#### [What you need to do]
Reproduce all the lines below exactly and omit the images.

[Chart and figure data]
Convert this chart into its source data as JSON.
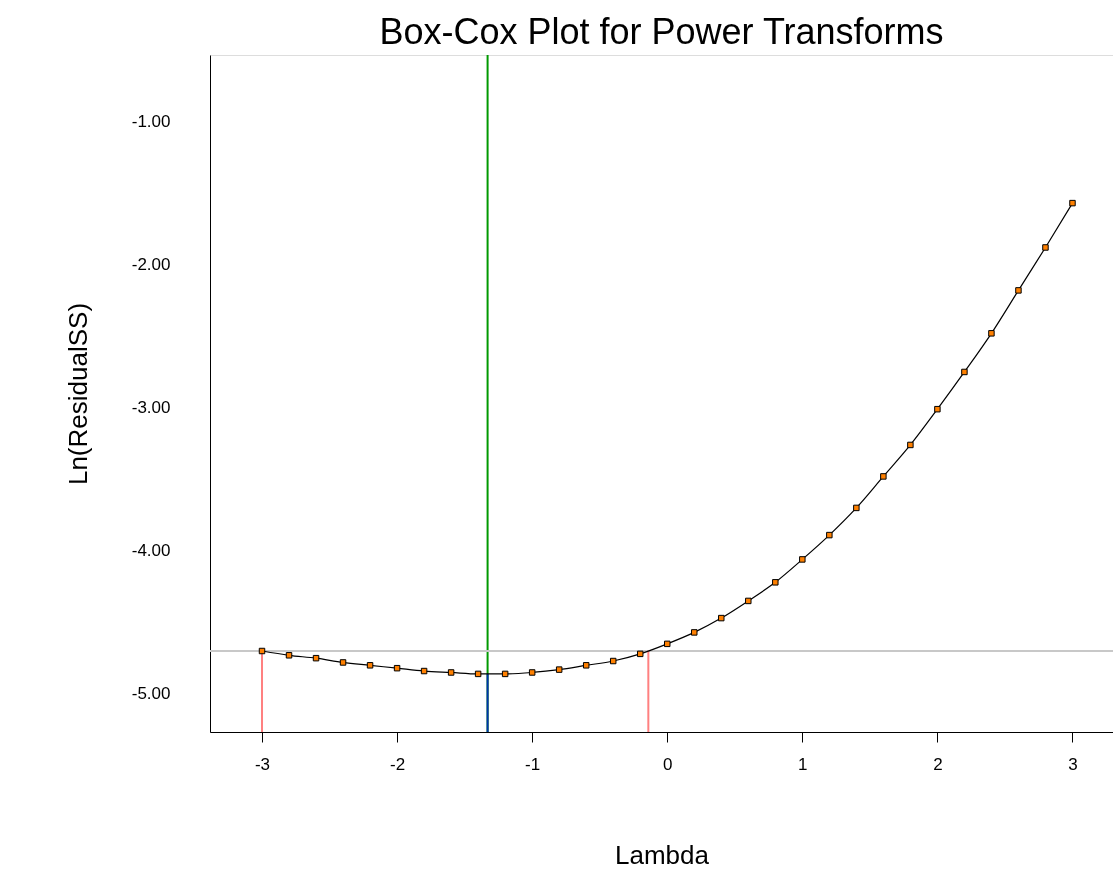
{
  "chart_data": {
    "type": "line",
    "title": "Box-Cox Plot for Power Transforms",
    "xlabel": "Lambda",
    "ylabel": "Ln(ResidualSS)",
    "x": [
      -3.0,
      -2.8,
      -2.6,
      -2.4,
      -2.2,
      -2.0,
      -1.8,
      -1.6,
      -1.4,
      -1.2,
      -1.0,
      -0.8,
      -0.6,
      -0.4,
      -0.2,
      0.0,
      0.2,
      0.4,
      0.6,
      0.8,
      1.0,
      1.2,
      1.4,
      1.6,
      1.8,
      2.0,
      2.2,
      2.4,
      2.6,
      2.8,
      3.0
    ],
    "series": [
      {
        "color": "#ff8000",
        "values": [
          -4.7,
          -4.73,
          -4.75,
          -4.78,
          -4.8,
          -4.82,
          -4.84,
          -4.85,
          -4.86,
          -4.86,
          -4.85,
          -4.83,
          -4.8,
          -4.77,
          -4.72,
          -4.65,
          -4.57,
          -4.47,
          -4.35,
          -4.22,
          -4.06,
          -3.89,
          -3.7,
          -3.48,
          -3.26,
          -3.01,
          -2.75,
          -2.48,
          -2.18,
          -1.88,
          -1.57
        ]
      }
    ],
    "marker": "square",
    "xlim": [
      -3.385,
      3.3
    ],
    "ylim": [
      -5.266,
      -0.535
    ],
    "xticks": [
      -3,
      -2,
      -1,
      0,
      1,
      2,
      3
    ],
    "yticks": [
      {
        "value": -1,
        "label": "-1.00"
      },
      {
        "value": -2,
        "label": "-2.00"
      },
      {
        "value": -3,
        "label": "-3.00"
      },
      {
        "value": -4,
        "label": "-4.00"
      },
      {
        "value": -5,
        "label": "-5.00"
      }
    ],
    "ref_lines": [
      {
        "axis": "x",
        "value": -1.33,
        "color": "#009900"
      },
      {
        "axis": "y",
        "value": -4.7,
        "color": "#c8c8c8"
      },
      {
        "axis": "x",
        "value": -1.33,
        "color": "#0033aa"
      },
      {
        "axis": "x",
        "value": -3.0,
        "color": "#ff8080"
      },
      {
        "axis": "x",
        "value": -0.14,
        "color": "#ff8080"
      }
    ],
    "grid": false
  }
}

#### [Correct answer]
Convert this chart into its source data as JSON.
{
  "chart_data": {
    "type": "line",
    "title": "Box-Cox Plot for Power Transforms",
    "xlabel": "Lambda",
    "ylabel": "Ln(ResidualSS)",
    "x": [
      -3.0,
      -2.8,
      -2.6,
      -2.4,
      -2.2,
      -2.0,
      -1.8,
      -1.6,
      -1.4,
      -1.2,
      -1.0,
      -0.8,
      -0.6,
      -0.4,
      -0.2,
      0.0,
      0.2,
      0.4,
      0.6,
      0.8,
      1.0,
      1.2,
      1.4,
      1.6,
      1.8,
      2.0,
      2.2,
      2.4,
      2.6,
      2.8,
      3.0
    ],
    "series": [
      {
        "color": "#ff8000",
        "values": [
          -4.7,
          -4.73,
          -4.75,
          -4.78,
          -4.8,
          -4.82,
          -4.84,
          -4.85,
          -4.86,
          -4.86,
          -4.85,
          -4.83,
          -4.8,
          -4.77,
          -4.72,
          -4.65,
          -4.57,
          -4.47,
          -4.35,
          -4.22,
          -4.06,
          -3.89,
          -3.7,
          -3.48,
          -3.26,
          -3.01,
          -2.75,
          -2.48,
          -2.18,
          -1.88,
          -1.57
        ]
      }
    ],
    "marker": "square",
    "xlim": [
      -3.385,
      3.3
    ],
    "ylim": [
      -5.266,
      -0.535
    ],
    "xticks": [
      -3,
      -2,
      -1,
      0,
      1,
      2,
      3
    ],
    "yticks": [
      {
        "value": -1,
        "label": "-1.00"
      },
      {
        "value": -2,
        "label": "-2.00"
      },
      {
        "value": -3,
        "label": "-3.00"
      },
      {
        "value": -4,
        "label": "-4.00"
      },
      {
        "value": -5,
        "label": "-5.00"
      }
    ],
    "ref_lines": [
      {
        "axis": "x",
        "value": -1.33,
        "color": "#009900"
      },
      {
        "axis": "y",
        "value": -4.7,
        "color": "#c8c8c8"
      },
      {
        "axis": "x",
        "value": -1.33,
        "color": "#0033aa"
      },
      {
        "axis": "x",
        "value": -3.0,
        "color": "#ff8080"
      },
      {
        "axis": "x",
        "value": -0.14,
        "color": "#ff8080"
      }
    ],
    "grid": false
  }
}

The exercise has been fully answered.